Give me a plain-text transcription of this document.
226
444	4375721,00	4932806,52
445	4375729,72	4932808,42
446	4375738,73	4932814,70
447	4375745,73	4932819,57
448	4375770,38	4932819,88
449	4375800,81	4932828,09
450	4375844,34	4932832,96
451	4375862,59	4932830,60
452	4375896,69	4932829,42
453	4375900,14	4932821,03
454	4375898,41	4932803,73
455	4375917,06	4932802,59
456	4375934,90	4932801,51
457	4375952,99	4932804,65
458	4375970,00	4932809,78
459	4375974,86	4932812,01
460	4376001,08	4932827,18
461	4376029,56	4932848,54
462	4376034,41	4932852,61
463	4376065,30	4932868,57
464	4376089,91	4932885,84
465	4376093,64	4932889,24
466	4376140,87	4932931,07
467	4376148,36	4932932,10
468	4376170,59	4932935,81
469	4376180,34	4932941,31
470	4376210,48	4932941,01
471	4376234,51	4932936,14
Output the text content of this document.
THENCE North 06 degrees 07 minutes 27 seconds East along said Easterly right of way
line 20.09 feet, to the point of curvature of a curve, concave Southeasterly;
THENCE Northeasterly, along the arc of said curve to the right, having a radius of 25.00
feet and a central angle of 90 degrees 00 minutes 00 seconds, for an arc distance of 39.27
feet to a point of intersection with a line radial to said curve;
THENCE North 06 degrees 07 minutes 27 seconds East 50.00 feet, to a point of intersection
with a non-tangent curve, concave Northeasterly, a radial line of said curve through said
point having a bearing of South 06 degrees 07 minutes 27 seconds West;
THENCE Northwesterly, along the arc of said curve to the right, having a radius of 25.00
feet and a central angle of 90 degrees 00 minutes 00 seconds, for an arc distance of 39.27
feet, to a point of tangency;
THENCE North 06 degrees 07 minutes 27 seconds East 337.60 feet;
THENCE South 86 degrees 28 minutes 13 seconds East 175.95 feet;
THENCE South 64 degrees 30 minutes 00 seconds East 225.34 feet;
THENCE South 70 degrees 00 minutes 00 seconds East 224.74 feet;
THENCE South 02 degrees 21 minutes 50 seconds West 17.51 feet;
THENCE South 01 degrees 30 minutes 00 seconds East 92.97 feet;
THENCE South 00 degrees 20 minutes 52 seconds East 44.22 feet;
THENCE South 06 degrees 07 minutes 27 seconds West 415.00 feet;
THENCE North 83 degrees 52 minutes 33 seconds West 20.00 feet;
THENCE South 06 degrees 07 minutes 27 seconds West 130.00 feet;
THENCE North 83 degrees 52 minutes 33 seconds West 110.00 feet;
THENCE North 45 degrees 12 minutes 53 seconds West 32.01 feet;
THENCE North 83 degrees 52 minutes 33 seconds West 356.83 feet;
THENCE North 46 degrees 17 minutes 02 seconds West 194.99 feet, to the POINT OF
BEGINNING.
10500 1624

----------

> THE PROBLEM
Scan the lines for the string "radius". Copy out each line that matches.

> FINISHED EXERCISE
THENCE Northeasterly, along the arc of said curve to the right, having a radius of 25.00
THENCE Northwesterly, along the arc of said curve to the right, having a radius of 25.00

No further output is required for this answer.